**INPUT MATERIAL**

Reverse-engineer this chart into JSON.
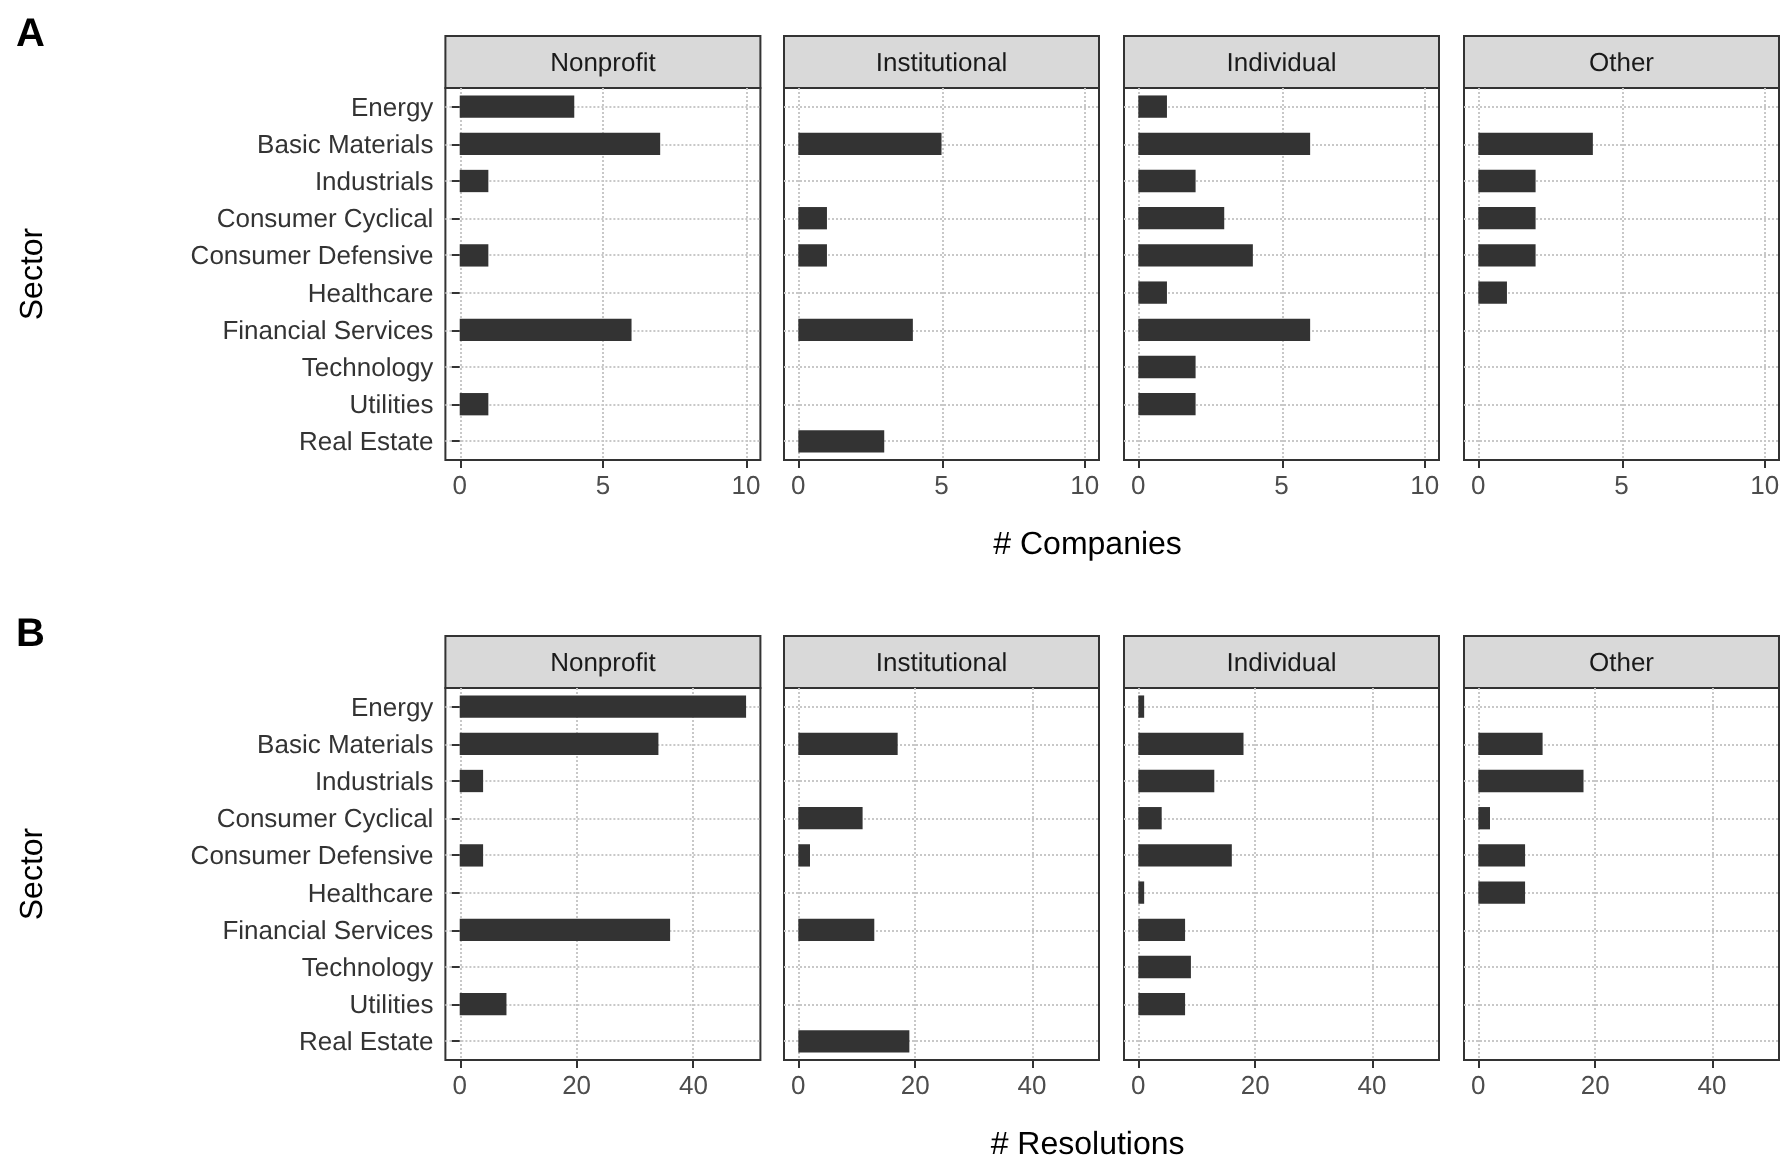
{
  "chart_data": [
    {
      "type": "bar",
      "orientation": "horizontal",
      "title": "Nonprofit",
      "ylabel": "Sector",
      "annotations": [
        "A"
      ],
      "categories": [
        "Energy",
        "Basic Materials",
        "Industrials",
        "Consumer Cyclical",
        "Consumer Defensive",
        "Healthcare",
        "Financial Services",
        "Technology",
        "Utilities",
        "Real Estate"
      ],
      "values": [
        4,
        7,
        1,
        null,
        1,
        null,
        6,
        null,
        1,
        null
      ],
      "color": "#333333",
      "xlim": [
        -0.5,
        10.5
      ],
      "xticks": [
        0,
        5,
        10
      ],
      "grid": true
    },
    {
      "type": "bar",
      "orientation": "horizontal",
      "title": "Institutional",
      "xlabel": "# Companies",
      "categories": [
        null,
        null,
        null,
        null,
        null,
        null,
        null,
        null,
        null,
        null
      ],
      "values": [
        null,
        5,
        null,
        1,
        1,
        null,
        4,
        null,
        null,
        3
      ],
      "color": "#333333",
      "xlim": [
        -0.5,
        10.5
      ],
      "xticks": [
        0,
        5,
        10
      ],
      "grid": true,
      "tick_labels": "x"
    },
    {
      "type": "bar",
      "orientation": "horizontal",
      "title": "Individual",
      "categories": [
        null,
        null,
        null,
        null,
        null,
        null,
        null,
        null,
        null,
        null
      ],
      "values": [
        1,
        6,
        2,
        3,
        4,
        1,
        6,
        2,
        2,
        null
      ],
      "color": "#333333",
      "xlim": [
        -0.5,
        10.5
      ],
      "xticks": [
        0,
        5,
        10
      ],
      "grid": true,
      "tick_labels": "x"
    },
    {
      "type": "bar",
      "orientation": "horizontal",
      "title": "Other",
      "categories": [
        null,
        null,
        null,
        null,
        null,
        null,
        null,
        null,
        null,
        null
      ],
      "values": [
        null,
        4,
        2,
        2,
        2,
        1,
        null,
        null,
        null,
        null
      ],
      "color": "#333333",
      "xlim": [
        -0.5,
        10.5
      ],
      "xticks": [
        0,
        5,
        10
      ],
      "grid": true,
      "tick_labels": "x"
    },
    {
      "type": "bar",
      "orientation": "horizontal",
      "title": "Nonprofit",
      "ylabel": "Sector",
      "annotations": [
        "B"
      ],
      "categories": [
        "Energy",
        "Basic Materials",
        "Industrials",
        "Consumer Cyclical",
        "Consumer Defensive",
        "Healthcare",
        "Financial Services",
        "Technology",
        "Utilities",
        "Real Estate"
      ],
      "values": [
        49,
        34,
        4,
        null,
        4,
        null,
        36,
        null,
        8,
        null
      ],
      "color": "#333333",
      "xlim": [
        -2.45,
        51.45
      ],
      "xticks": [
        0,
        20,
        40
      ],
      "grid": true
    },
    {
      "type": "bar",
      "orientation": "horizontal",
      "title": "Institutional",
      "xlabel": "# Resolutions",
      "categories": [
        null,
        null,
        null,
        null,
        null,
        null,
        null,
        null,
        null,
        null
      ],
      "values": [
        null,
        17,
        null,
        11,
        2,
        null,
        13,
        null,
        null,
        19
      ],
      "color": "#333333",
      "xlim": [
        -2.45,
        51.45
      ],
      "xticks": [
        0,
        20,
        40
      ],
      "grid": true,
      "tick_labels": "x"
    },
    {
      "type": "bar",
      "orientation": "horizontal",
      "title": "Individual",
      "categories": [
        null,
        null,
        null,
        null,
        null,
        null,
        null,
        null,
        null,
        null
      ],
      "values": [
        1,
        18,
        13,
        4,
        16,
        1,
        8,
        9,
        8,
        null
      ],
      "color": "#333333",
      "xlim": [
        -2.45,
        51.45
      ],
      "xticks": [
        0,
        20,
        40
      ],
      "grid": true,
      "tick_labels": "x"
    },
    {
      "type": "bar",
      "orientation": "horizontal",
      "title": "Other",
      "categories": [
        null,
        null,
        null,
        null,
        null,
        null,
        null,
        null,
        null,
        null
      ],
      "values": [
        null,
        11,
        18,
        2,
        8,
        8,
        null,
        null,
        null,
        null
      ],
      "color": "#333333",
      "xlim": [
        -2.45,
        51.45
      ],
      "xticks": [
        0,
        20,
        40
      ],
      "grid": true,
      "tick_labels": "x"
    }
  ]
}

**TASK DETAILS**
Excluding the pictures, reproduce every entry exactly as given.

**WRITTEN SOLUTION**
Reverse-engineer this chart into JSON.
{
  "chart_data": [
    {
      "type": "bar",
      "orientation": "horizontal",
      "title": "Nonprofit",
      "ylabel": "Sector",
      "annotations": [
        "A"
      ],
      "categories": [
        "Energy",
        "Basic Materials",
        "Industrials",
        "Consumer Cyclical",
        "Consumer Defensive",
        "Healthcare",
        "Financial Services",
        "Technology",
        "Utilities",
        "Real Estate"
      ],
      "values": [
        4,
        7,
        1,
        null,
        1,
        null,
        6,
        null,
        1,
        null
      ],
      "color": "#333333",
      "xlim": [
        -0.5,
        10.5
      ],
      "xticks": [
        0,
        5,
        10
      ],
      "grid": true
    },
    {
      "type": "bar",
      "orientation": "horizontal",
      "title": "Institutional",
      "xlabel": "# Companies",
      "categories": [
        null,
        null,
        null,
        null,
        null,
        null,
        null,
        null,
        null,
        null
      ],
      "values": [
        null,
        5,
        null,
        1,
        1,
        null,
        4,
        null,
        null,
        3
      ],
      "color": "#333333",
      "xlim": [
        -0.5,
        10.5
      ],
      "xticks": [
        0,
        5,
        10
      ],
      "grid": true,
      "tick_labels": "x"
    },
    {
      "type": "bar",
      "orientation": "horizontal",
      "title": "Individual",
      "categories": [
        null,
        null,
        null,
        null,
        null,
        null,
        null,
        null,
        null,
        null
      ],
      "values": [
        1,
        6,
        2,
        3,
        4,
        1,
        6,
        2,
        2,
        null
      ],
      "color": "#333333",
      "xlim": [
        -0.5,
        10.5
      ],
      "xticks": [
        0,
        5,
        10
      ],
      "grid": true,
      "tick_labels": "x"
    },
    {
      "type": "bar",
      "orientation": "horizontal",
      "title": "Other",
      "categories": [
        null,
        null,
        null,
        null,
        null,
        null,
        null,
        null,
        null,
        null
      ],
      "values": [
        null,
        4,
        2,
        2,
        2,
        1,
        null,
        null,
        null,
        null
      ],
      "color": "#333333",
      "xlim": [
        -0.5,
        10.5
      ],
      "xticks": [
        0,
        5,
        10
      ],
      "grid": true,
      "tick_labels": "x"
    },
    {
      "type": "bar",
      "orientation": "horizontal",
      "title": "Nonprofit",
      "ylabel": "Sector",
      "annotations": [
        "B"
      ],
      "categories": [
        "Energy",
        "Basic Materials",
        "Industrials",
        "Consumer Cyclical",
        "Consumer Defensive",
        "Healthcare",
        "Financial Services",
        "Technology",
        "Utilities",
        "Real Estate"
      ],
      "values": [
        49,
        34,
        4,
        null,
        4,
        null,
        36,
        null,
        8,
        null
      ],
      "color": "#333333",
      "xlim": [
        -2.45,
        51.45
      ],
      "xticks": [
        0,
        20,
        40
      ],
      "grid": true
    },
    {
      "type": "bar",
      "orientation": "horizontal",
      "title": "Institutional",
      "xlabel": "# Resolutions",
      "categories": [
        null,
        null,
        null,
        null,
        null,
        null,
        null,
        null,
        null,
        null
      ],
      "values": [
        null,
        17,
        null,
        11,
        2,
        null,
        13,
        null,
        null,
        19
      ],
      "color": "#333333",
      "xlim": [
        -2.45,
        51.45
      ],
      "xticks": [
        0,
        20,
        40
      ],
      "grid": true,
      "tick_labels": "x"
    },
    {
      "type": "bar",
      "orientation": "horizontal",
      "title": "Individual",
      "categories": [
        null,
        null,
        null,
        null,
        null,
        null,
        null,
        null,
        null,
        null
      ],
      "values": [
        1,
        18,
        13,
        4,
        16,
        1,
        8,
        9,
        8,
        null
      ],
      "color": "#333333",
      "xlim": [
        -2.45,
        51.45
      ],
      "xticks": [
        0,
        20,
        40
      ],
      "grid": true,
      "tick_labels": "x"
    },
    {
      "type": "bar",
      "orientation": "horizontal",
      "title": "Other",
      "categories": [
        null,
        null,
        null,
        null,
        null,
        null,
        null,
        null,
        null,
        null
      ],
      "values": [
        null,
        11,
        18,
        2,
        8,
        8,
        null,
        null,
        null,
        null
      ],
      "color": "#333333",
      "xlim": [
        -2.45,
        51.45
      ],
      "xticks": [
        0,
        20,
        40
      ],
      "grid": true,
      "tick_labels": "x"
    }
  ]
}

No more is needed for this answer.